--- begin Supplied records ---
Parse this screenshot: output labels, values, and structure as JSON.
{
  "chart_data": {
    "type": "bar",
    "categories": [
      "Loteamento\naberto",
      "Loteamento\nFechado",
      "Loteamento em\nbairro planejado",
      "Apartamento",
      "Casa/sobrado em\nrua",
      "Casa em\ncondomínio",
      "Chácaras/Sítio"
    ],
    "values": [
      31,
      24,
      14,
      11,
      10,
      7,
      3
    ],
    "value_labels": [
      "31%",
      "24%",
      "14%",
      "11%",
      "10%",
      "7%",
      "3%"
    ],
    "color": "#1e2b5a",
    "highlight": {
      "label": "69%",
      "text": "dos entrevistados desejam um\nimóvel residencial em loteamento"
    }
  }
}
--- end Supplied records ---
- Exercise requirements
Repeat all the entries word for word.

- Full output
Parse this screenshot: output labels, values, and structure as JSON.
{
  "chart_data": {
    "type": "bar",
    "categories": [
      "Loteamento\naberto",
      "Loteamento\nFechado",
      "Loteamento em\nbairro planejado",
      "Apartamento",
      "Casa/sobrado em\nrua",
      "Casa em\ncondomínio",
      "Chácaras/Sítio"
    ],
    "values": [
      31,
      24,
      14,
      11,
      10,
      7,
      3
    ],
    "value_labels": [
      "31%",
      "24%",
      "14%",
      "11%",
      "10%",
      "7%",
      "3%"
    ],
    "color": "#1e2b5a",
    "highlight": {
      "label": "69%",
      "text": "dos entrevistados desejam um\nimóvel residencial em loteamento"
    }
  }
}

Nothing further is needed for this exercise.